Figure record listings

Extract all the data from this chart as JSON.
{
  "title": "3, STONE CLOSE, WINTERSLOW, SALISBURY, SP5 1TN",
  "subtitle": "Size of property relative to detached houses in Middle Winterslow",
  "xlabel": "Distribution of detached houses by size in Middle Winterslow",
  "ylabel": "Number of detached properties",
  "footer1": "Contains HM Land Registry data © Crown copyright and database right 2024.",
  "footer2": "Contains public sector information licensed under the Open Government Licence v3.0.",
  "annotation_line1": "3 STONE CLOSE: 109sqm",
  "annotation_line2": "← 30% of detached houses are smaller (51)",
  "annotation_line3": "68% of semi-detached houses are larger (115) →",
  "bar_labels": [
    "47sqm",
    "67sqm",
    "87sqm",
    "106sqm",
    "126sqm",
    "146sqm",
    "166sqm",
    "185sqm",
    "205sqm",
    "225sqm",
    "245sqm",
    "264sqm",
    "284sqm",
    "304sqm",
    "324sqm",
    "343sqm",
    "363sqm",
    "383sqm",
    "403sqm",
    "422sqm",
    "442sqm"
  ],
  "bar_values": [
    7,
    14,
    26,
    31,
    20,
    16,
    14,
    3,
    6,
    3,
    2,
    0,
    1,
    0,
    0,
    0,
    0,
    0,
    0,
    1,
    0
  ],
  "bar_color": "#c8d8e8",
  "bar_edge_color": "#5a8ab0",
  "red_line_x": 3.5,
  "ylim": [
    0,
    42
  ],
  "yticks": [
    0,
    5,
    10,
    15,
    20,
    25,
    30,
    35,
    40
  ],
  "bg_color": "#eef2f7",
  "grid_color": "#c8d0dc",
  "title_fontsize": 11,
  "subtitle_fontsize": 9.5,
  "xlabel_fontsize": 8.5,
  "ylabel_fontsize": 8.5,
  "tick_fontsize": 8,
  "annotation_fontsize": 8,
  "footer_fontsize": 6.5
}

**What you need to do**.
Scan the lines above for "detached", then copy every one that has it.

**Full response**.
  "subtitle": "Size of property relative to detached houses in Middle Winterslow",
  "xlabel": "Distribution of detached houses by size in Middle Winterslow",
  "ylabel": "Number of detached properties",
  "annotation_line2": "← 30% of detached houses are smaller (51)",
  "annotation_line3": "68% of semi-detached houses are larger (115) →",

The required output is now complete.